## Stated problem
Check every line below for the string "железобетонные", and copy the lines that contain it.

================

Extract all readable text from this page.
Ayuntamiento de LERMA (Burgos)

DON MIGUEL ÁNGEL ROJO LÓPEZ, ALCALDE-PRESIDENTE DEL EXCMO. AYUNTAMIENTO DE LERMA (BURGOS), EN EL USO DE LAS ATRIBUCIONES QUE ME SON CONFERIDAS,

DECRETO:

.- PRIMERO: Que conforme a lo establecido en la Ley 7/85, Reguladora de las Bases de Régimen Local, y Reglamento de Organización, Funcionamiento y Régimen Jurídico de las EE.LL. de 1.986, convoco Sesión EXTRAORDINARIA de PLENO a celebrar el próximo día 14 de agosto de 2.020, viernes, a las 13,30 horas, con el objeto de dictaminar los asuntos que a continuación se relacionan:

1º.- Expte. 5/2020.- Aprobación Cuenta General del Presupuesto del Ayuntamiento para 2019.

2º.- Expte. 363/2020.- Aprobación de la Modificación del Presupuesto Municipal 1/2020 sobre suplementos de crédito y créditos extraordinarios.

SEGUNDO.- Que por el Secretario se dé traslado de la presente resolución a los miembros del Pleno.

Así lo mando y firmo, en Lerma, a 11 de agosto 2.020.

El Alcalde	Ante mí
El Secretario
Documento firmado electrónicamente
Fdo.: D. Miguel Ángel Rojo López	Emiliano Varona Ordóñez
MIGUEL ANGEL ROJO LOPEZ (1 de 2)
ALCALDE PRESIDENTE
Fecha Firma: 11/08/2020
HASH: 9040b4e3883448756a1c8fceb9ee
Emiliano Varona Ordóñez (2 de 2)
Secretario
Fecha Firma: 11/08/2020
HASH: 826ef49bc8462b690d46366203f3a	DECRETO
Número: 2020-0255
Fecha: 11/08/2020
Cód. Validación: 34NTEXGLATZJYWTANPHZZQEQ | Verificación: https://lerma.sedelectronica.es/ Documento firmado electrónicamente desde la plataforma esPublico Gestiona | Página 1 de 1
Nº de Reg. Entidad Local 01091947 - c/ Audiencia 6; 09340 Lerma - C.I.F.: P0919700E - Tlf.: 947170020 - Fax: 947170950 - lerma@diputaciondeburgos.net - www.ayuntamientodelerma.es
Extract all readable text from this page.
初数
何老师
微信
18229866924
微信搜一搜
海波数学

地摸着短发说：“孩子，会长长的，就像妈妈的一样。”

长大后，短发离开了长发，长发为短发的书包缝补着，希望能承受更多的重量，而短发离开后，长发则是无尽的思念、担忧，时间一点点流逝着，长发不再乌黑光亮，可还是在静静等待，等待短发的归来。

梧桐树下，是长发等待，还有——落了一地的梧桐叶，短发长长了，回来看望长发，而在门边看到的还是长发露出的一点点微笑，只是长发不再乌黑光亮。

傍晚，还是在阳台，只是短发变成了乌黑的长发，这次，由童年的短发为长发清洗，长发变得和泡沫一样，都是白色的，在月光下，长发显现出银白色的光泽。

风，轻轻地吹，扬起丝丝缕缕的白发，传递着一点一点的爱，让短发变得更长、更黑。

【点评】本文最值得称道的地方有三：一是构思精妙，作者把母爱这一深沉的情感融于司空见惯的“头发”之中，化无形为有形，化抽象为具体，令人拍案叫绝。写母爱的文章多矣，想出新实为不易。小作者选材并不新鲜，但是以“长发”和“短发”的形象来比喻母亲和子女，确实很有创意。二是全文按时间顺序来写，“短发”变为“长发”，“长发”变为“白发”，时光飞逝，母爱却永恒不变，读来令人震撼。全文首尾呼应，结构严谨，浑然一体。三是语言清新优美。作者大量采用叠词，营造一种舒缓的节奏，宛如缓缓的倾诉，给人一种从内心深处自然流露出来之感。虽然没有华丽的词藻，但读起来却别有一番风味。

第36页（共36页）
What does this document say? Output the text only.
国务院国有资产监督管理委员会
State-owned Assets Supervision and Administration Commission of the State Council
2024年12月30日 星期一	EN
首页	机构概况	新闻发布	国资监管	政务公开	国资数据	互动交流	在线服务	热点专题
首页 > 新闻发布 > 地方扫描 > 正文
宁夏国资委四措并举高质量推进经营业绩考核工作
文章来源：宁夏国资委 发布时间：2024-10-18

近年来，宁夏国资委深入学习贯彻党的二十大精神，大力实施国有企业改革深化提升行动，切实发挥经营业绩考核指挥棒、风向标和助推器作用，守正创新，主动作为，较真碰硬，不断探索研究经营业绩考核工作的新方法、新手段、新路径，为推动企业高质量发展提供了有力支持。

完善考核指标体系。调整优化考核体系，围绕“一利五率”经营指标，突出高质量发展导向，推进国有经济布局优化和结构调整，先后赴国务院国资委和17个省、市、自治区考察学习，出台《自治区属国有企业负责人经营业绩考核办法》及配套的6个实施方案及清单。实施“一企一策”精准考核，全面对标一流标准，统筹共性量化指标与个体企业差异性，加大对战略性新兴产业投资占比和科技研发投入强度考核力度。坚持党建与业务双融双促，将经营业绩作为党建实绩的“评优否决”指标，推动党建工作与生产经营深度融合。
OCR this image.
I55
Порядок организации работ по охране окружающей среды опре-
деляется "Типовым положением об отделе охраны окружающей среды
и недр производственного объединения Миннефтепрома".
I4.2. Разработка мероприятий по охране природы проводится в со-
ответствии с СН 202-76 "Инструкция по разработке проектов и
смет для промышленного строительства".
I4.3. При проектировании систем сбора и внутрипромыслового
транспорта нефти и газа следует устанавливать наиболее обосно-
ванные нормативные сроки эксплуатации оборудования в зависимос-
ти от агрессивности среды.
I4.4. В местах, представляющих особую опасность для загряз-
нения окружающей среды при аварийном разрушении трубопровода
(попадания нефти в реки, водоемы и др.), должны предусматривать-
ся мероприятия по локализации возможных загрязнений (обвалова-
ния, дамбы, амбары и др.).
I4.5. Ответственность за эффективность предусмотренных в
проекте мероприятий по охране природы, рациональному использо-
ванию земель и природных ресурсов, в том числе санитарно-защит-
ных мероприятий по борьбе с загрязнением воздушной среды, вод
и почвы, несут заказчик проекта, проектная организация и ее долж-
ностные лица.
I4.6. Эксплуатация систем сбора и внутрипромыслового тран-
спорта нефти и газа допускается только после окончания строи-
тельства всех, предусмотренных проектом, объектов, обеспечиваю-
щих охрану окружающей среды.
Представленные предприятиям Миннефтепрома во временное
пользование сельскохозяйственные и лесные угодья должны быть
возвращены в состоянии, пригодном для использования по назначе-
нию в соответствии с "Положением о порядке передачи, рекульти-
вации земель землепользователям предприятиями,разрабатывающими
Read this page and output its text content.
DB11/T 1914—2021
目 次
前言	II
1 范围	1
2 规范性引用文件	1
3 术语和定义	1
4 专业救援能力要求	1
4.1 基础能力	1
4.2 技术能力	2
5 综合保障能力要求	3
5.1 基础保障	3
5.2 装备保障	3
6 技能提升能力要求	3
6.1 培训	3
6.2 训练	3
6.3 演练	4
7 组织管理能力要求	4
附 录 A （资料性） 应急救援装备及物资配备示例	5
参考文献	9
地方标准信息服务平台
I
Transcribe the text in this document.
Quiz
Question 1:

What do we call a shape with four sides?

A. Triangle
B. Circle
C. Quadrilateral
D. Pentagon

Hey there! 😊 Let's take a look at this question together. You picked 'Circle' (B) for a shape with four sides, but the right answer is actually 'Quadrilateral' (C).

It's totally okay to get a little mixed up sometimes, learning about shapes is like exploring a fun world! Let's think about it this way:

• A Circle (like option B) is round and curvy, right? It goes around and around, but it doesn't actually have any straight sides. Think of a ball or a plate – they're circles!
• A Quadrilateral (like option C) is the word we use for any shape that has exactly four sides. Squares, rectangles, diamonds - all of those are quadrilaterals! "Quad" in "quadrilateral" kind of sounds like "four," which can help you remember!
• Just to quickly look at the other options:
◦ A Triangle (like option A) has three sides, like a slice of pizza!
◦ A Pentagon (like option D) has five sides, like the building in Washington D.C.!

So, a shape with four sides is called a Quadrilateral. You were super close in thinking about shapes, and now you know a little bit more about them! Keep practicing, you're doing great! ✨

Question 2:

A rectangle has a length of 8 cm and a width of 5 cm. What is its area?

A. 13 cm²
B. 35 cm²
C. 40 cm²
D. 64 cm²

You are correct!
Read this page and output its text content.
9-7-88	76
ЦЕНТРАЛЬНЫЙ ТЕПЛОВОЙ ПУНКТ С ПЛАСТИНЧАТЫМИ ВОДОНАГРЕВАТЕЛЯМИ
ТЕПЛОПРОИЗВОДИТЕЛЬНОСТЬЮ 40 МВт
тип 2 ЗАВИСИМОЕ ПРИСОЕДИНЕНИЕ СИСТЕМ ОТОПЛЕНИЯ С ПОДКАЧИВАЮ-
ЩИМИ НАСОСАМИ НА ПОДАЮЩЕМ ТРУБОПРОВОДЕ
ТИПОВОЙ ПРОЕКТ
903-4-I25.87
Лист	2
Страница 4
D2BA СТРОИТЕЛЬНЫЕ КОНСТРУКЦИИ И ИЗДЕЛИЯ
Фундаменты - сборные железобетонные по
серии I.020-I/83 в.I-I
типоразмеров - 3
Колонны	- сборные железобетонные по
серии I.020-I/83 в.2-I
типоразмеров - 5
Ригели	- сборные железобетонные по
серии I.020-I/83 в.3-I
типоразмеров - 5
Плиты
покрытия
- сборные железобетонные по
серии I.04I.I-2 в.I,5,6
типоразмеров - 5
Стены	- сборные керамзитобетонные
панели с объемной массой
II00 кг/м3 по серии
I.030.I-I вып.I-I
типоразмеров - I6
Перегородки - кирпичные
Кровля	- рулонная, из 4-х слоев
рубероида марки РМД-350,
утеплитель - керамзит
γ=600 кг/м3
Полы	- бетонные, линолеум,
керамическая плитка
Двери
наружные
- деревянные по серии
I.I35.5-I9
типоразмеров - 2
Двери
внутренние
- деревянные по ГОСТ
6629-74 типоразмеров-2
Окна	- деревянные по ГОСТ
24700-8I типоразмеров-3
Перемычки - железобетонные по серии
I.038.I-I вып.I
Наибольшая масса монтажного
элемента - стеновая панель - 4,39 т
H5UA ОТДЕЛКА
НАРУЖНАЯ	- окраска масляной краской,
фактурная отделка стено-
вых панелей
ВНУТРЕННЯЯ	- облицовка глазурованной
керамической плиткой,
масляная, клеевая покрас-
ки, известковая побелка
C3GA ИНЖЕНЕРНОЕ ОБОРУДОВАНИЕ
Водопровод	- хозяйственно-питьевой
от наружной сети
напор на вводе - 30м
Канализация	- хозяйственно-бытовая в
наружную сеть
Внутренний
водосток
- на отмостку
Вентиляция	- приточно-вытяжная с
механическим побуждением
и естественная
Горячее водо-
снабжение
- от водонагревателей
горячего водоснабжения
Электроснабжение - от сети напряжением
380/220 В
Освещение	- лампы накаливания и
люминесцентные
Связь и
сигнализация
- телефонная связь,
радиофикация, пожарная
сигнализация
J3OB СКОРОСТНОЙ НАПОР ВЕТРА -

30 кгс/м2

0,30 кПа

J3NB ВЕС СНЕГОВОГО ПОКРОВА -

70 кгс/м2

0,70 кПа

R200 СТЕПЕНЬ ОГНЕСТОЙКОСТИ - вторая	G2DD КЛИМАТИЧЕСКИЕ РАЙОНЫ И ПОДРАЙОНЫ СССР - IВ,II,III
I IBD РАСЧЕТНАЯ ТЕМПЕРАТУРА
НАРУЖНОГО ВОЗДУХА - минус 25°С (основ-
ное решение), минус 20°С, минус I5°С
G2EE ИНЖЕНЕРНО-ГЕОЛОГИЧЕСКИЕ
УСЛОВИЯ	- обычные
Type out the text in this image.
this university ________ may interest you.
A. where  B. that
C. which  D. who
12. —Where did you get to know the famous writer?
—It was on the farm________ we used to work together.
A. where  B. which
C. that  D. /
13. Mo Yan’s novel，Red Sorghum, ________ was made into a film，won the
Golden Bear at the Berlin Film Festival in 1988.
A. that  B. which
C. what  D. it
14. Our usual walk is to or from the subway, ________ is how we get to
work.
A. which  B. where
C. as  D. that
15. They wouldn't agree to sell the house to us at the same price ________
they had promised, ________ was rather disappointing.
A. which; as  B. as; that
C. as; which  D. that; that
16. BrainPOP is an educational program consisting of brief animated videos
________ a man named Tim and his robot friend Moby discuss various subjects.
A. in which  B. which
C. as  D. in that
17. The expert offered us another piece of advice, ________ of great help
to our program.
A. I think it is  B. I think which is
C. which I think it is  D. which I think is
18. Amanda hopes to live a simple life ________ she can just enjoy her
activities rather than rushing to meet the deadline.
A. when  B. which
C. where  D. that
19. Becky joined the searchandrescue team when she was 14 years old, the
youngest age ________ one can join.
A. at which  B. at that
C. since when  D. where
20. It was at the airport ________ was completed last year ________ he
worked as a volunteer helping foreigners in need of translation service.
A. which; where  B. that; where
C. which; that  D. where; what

================

## Answer to the task
Фундаменты - сборные железобетонные по
Колонны	- сборные железобетонные по
Ригели	- сборные железобетонные по
- сборные железобетонные по
Перемычки - железобетонные по серии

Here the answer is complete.